Every line below is to be quoted exactly, with nothing added or dropped.

[START Records for the exercise]

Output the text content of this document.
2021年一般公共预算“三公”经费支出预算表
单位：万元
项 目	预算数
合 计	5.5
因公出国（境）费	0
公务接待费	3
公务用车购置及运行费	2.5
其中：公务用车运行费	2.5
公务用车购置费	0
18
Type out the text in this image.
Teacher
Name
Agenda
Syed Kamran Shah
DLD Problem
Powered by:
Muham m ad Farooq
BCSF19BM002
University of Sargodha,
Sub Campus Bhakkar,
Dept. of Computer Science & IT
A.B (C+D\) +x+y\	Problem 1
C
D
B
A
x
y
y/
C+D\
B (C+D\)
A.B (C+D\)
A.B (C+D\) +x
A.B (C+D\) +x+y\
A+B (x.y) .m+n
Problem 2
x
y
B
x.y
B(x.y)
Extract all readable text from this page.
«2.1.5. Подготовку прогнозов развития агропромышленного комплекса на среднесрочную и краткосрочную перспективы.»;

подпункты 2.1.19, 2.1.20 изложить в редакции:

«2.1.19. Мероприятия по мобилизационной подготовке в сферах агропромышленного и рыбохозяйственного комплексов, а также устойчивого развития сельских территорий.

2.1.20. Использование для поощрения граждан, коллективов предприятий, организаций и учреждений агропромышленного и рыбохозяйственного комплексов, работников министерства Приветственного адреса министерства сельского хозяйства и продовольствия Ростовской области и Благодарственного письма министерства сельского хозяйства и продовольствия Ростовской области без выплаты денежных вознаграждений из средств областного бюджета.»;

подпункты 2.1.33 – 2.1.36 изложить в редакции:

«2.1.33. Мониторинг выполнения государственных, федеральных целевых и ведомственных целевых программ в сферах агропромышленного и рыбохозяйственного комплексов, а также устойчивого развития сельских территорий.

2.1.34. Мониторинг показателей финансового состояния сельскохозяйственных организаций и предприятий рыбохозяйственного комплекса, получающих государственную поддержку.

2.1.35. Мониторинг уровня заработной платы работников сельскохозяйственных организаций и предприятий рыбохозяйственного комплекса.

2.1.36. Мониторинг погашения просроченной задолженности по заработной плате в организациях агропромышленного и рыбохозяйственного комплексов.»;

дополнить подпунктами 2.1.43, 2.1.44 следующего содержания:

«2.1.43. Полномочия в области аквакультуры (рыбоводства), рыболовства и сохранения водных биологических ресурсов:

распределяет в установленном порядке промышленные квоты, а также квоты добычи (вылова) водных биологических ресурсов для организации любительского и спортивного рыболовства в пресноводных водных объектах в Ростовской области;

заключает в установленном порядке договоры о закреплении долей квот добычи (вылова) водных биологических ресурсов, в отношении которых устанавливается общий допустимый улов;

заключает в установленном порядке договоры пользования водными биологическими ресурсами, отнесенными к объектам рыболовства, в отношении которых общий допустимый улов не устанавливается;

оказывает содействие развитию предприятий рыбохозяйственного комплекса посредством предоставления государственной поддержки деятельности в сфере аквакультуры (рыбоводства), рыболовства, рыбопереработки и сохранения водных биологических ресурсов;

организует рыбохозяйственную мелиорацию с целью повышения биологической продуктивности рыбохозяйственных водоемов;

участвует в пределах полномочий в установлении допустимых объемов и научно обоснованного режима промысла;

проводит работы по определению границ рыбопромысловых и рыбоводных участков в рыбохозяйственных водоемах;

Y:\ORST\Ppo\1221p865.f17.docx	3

[END Records for the exercise]

• _Solution to the exercise_:
Output the text content of this document.
2021年一般公共预算“三公”经费支出预算表
单位：万元
项 目	预算数
合 计	5.5
因公出国（境）费	0
公务接待费	3
公务用车购置及运行费	2.5
其中：公务用车运行费	2.5
公务用车购置费	0
18
Type out the text in this image.
Teacher
Name
Agenda
Syed Kamran Shah
DLD Problem
Powered by:
Muham m ad Farooq
BCSF19BM002
University of Sargodha,
Sub Campus Bhakkar,
Dept. of Computer Science & IT
A.B (C+D\) +x+y\	Problem 1
C
D
B
A
x
y
y/
C+D\
B (C+D\)
A.B (C+D\)
A.B (C+D\) +x
A.B (C+D\) +x+y\
A+B (x.y) .m+n
Problem 2
x
y
B
x.y
B(x.y)
Extract all readable text from this page.
«2.1.5. Подготовку прогнозов развития агропромышленного комплекса на среднесрочную и краткосрочную перспективы.»;

подпункты 2.1.19, 2.1.20 изложить в редакции:

«2.1.19. Мероприятия по мобилизационной подготовке в сферах агропромышленного и рыбохозяйственного комплексов, а также устойчивого развития сельских территорий.

2.1.20. Использование для поощрения граждан, коллективов предприятий, организаций и учреждений агропромышленного и рыбохозяйственного комплексов, работников министерства Приветственного адреса министерства сельского хозяйства и продовольствия Ростовской области и Благодарственного письма министерства сельского хозяйства и продовольствия Ростовской области без выплаты денежных вознаграждений из средств областного бюджета.»;

подпункты 2.1.33 – 2.1.36 изложить в редакции:

«2.1.33. Мониторинг выполнения государственных, федеральных целевых и ведомственных целевых программ в сферах агропромышленного и рыбохозяйственного комплексов, а также устойчивого развития сельских территорий.

2.1.34. Мониторинг показателей финансового состояния сельскохозяйственных организаций и предприятий рыбохозяйственного комплекса, получающих государственную поддержку.

2.1.35. Мониторинг уровня заработной платы работников сельскохозяйственных организаций и предприятий рыбохозяйственного комплекса.

2.1.36. Мониторинг погашения просроченной задолженности по заработной плате в организациях агропромышленного и рыбохозяйственного комплексов.»;

дополнить подпунктами 2.1.43, 2.1.44 следующего содержания:

«2.1.43. Полномочия в области аквакультуры (рыбоводства), рыболовства и сохранения водных биологических ресурсов:

распределяет в установленном порядке промышленные квоты, а также квоты добычи (вылова) водных биологических ресурсов для организации любительского и спортивного рыболовства в пресноводных водных объектах в Ростовской области;

заключает в установленном порядке договоры о закреплении долей квот добычи (вылова) водных биологических ресурсов, в отношении которых устанавливается общий допустимый улов;

заключает в установленном порядке договоры пользования водными биологическими ресурсами, отнесенными к объектам рыболовства, в отношении которых общий допустимый улов не устанавливается;

оказывает содействие развитию предприятий рыбохозяйственного комплекса посредством предоставления государственной поддержки деятельности в сфере аквакультуры (рыбоводства), рыболовства, рыбопереработки и сохранения водных биологических ресурсов;

организует рыбохозяйственную мелиорацию с целью повышения биологической продуктивности рыбохозяйственных водоемов;

участвует в пределах полномочий в установлении допустимых объемов и научно обоснованного режима промысла;

проводит работы по определению границ рыбопромысловых и рыбоводных участков в рыбохозяйственных водоемах;

Y:\ORST\Ppo\1221p865.f17.docx	3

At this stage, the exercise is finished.